(Stored data)
>>>

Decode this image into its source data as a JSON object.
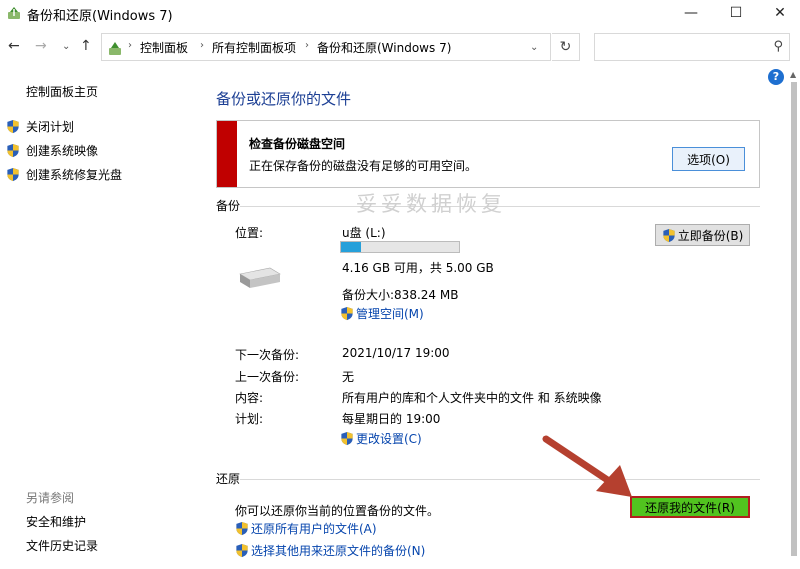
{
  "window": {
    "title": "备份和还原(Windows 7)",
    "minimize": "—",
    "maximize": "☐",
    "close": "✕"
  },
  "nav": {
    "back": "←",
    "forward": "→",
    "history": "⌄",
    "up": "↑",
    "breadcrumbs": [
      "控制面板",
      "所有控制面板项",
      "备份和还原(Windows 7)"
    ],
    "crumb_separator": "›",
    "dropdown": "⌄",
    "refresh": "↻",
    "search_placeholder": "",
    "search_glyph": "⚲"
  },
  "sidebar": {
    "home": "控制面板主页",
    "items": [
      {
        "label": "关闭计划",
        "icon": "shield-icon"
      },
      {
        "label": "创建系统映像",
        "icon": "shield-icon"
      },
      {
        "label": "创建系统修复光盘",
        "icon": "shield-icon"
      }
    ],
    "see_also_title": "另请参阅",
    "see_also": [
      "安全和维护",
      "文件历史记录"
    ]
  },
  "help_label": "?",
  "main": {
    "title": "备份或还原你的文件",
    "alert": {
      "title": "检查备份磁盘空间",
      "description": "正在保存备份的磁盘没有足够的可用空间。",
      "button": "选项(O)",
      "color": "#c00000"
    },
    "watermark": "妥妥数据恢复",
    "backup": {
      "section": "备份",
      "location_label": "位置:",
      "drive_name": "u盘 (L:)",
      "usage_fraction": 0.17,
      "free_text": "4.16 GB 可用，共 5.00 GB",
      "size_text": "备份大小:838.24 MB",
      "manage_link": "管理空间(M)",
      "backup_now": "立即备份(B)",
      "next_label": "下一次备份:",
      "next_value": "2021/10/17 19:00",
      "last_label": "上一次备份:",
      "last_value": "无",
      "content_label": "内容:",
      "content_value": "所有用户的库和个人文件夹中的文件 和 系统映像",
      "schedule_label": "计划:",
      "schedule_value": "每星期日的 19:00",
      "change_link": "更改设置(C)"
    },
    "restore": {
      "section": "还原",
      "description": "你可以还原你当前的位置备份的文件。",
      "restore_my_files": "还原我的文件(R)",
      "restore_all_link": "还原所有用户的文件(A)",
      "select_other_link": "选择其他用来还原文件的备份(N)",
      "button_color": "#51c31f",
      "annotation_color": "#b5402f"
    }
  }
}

<<<

• **Instructions for the task**
Wherever the word "备份和还原" occurs in a line of the listing, copy that line.

• **Full answer**
    "title": "备份和还原(Windows 7)",
      "备份和还原(Windows 7)"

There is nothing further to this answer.